> RECORDS FOR THE TASK
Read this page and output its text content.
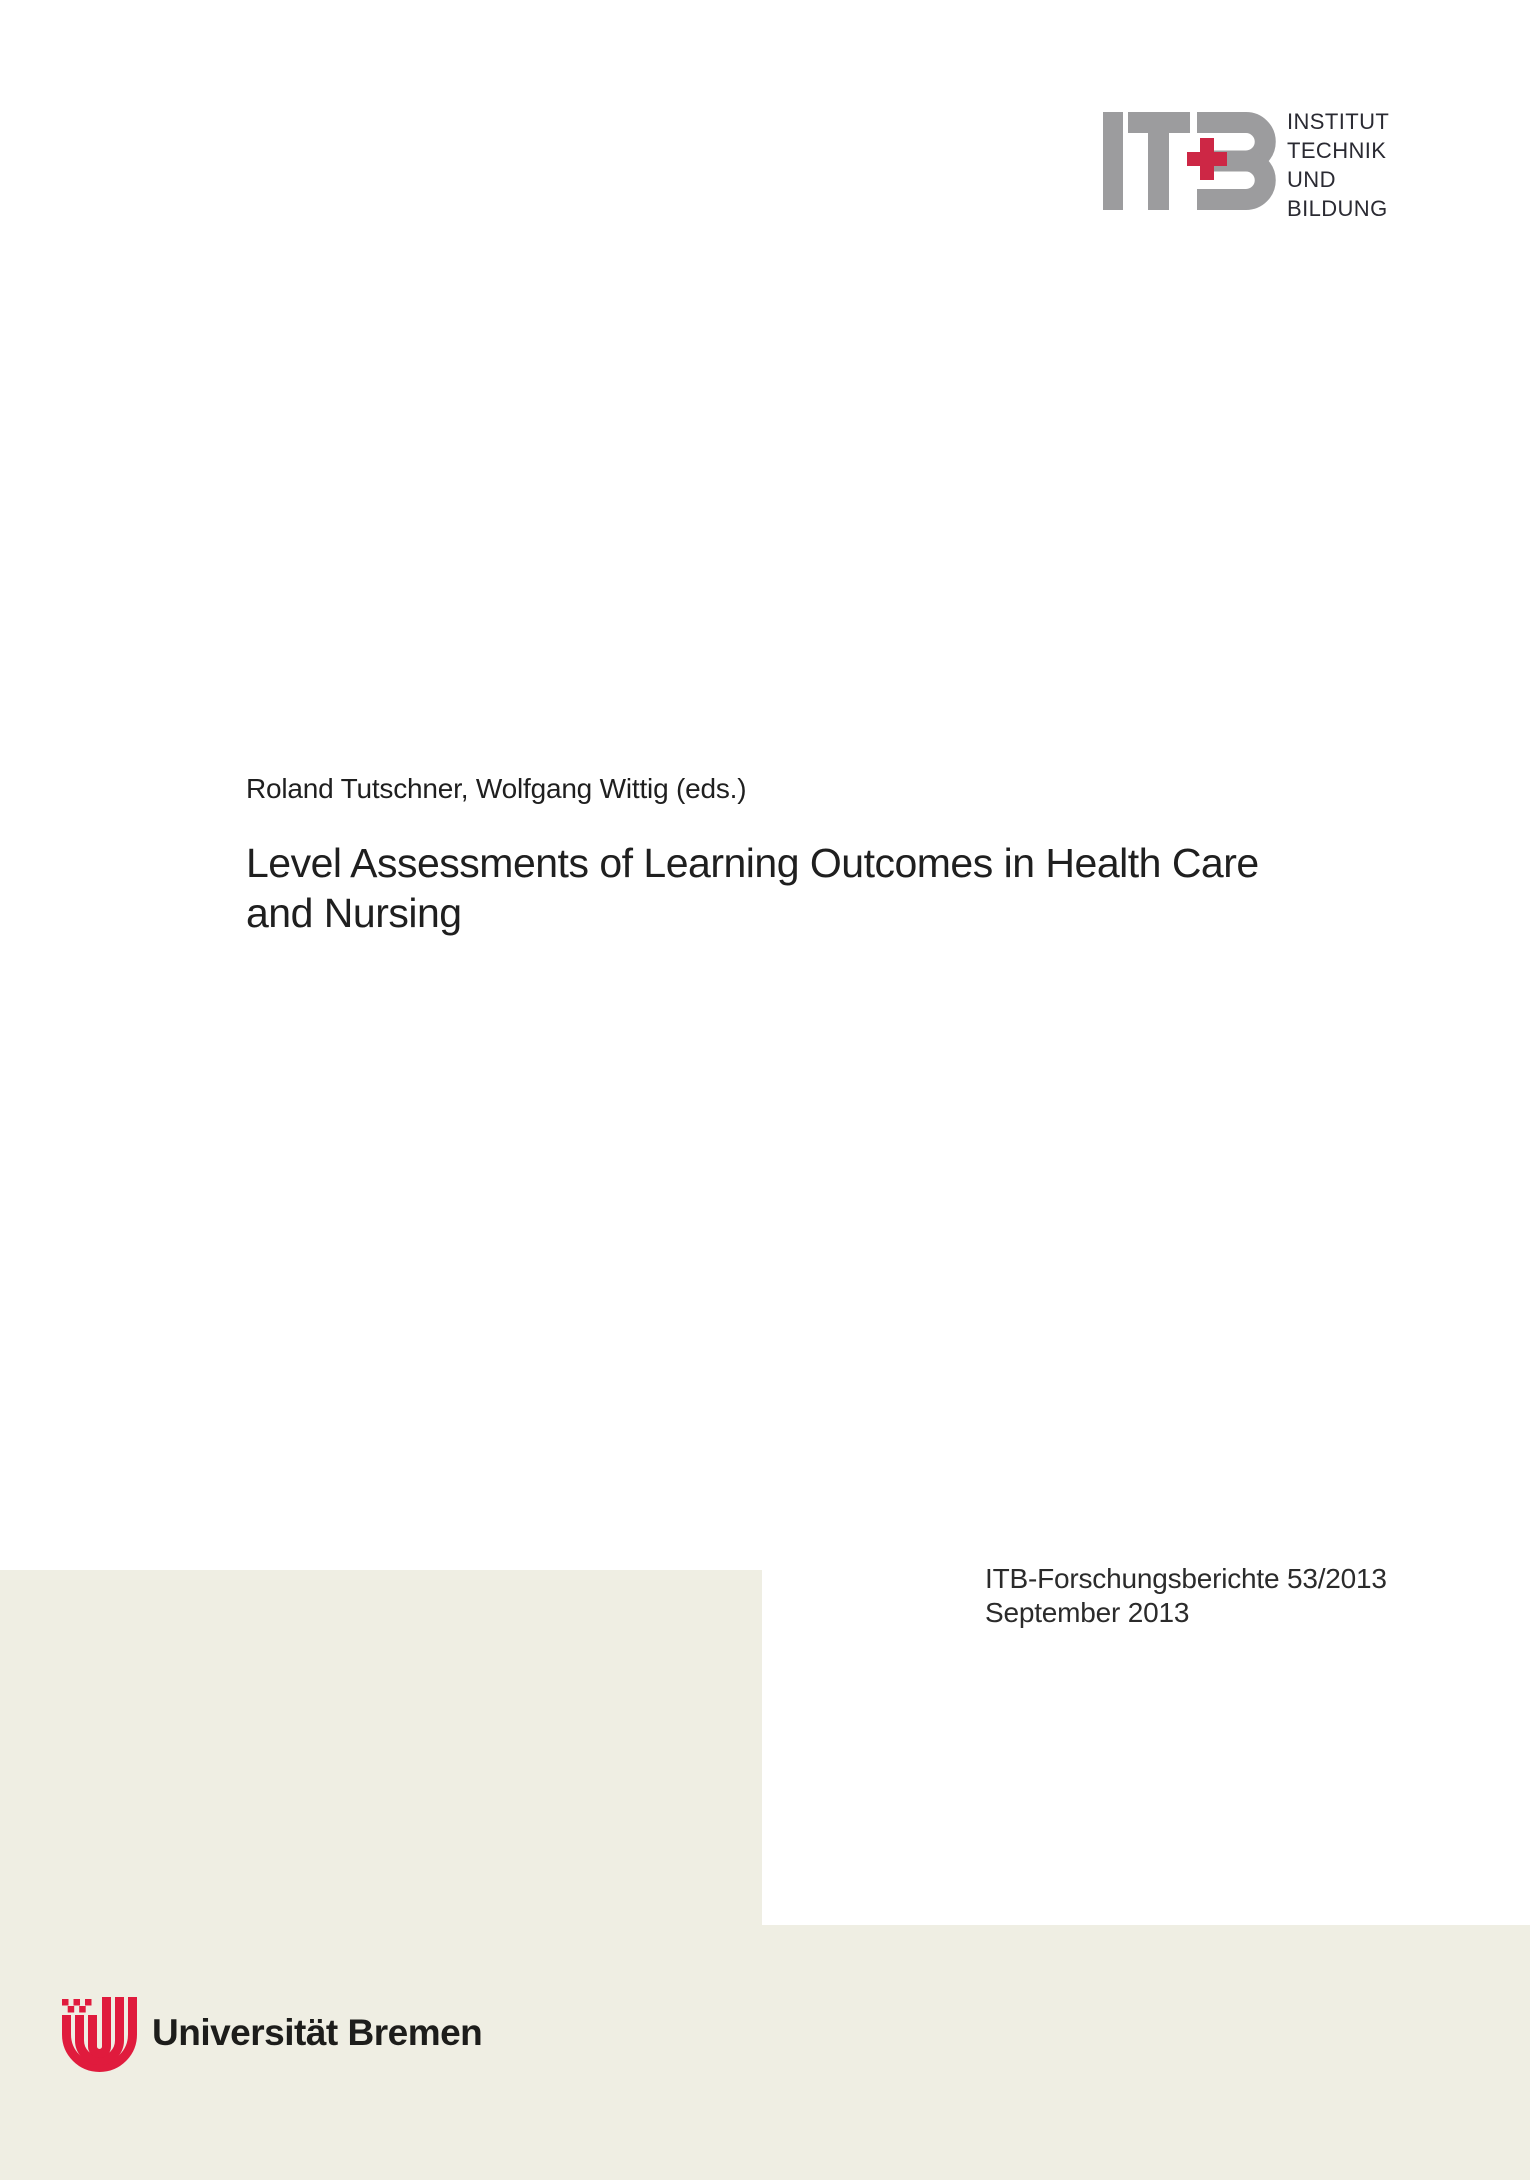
INSTITUT
TECHNIK
UND
BILDUNG
Roland Tutschner, Wolfgang Wittig (eds.)
Level Assessments of Learning Outcomes in Health Care
and Nursing
ITB-Forschungsberichte 53/2013
September 2013
Universität Bremen
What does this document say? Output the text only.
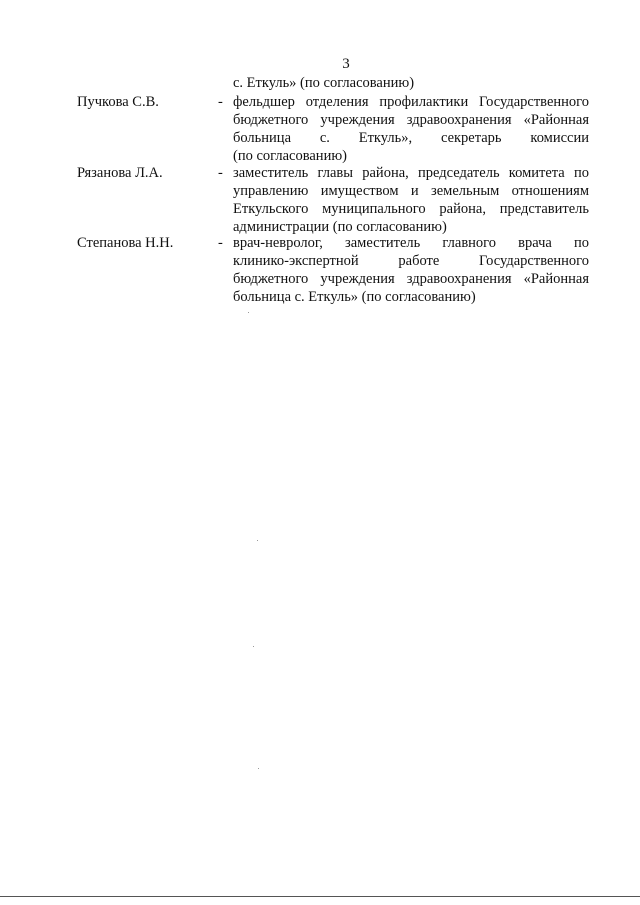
3
с. Еткуль» (по согласованию)
Пучкова С.В.	- фельдшер отделения профилактики Государственного
бюджетного учреждения здравоохранения «Районная
больница с. Еткуль», секретарь комиссии
(по согласованию)
Рязанова Л.А.	- заместитель главы района, председатель комитета по
управлению имуществом и земельным отношениям
Еткульского муниципального района, представитель
администрации (по согласованию)
Степанова Н.Н.	- врач-невролог, заместитель главного врача по
клинико-экспертной работе Государственного
бюджетного учреждения здравоохранения «Районная
больница с. Еткуль» (по согласованию)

> EXERCISE DESCRIPTION
Nothing but the lines from the one holding "What does this" to the end of the entries above should be echoed, exactly and with both ends included; omit the pictures.

> FINAL RESULT
What does this document say? Output the text only.
3
с. Еткуль» (по согласованию)
Пучкова С.В.	- фельдшер отделения профилактики Государственного
бюджетного учреждения здравоохранения «Районная
больница с. Еткуль», секретарь комиссии
(по согласованию)
Рязанова Л.А.	- заместитель главы района, председатель комитета по
управлению имуществом и земельным отношениям
Еткульского муниципального района, представитель
администрации (по согласованию)
Степанова Н.Н.	- врач-невролог, заместитель главного врача по
клинико-экспертной работе Государственного
бюджетного учреждения здравоохранения «Районная
больница с. Еткуль» (по согласованию)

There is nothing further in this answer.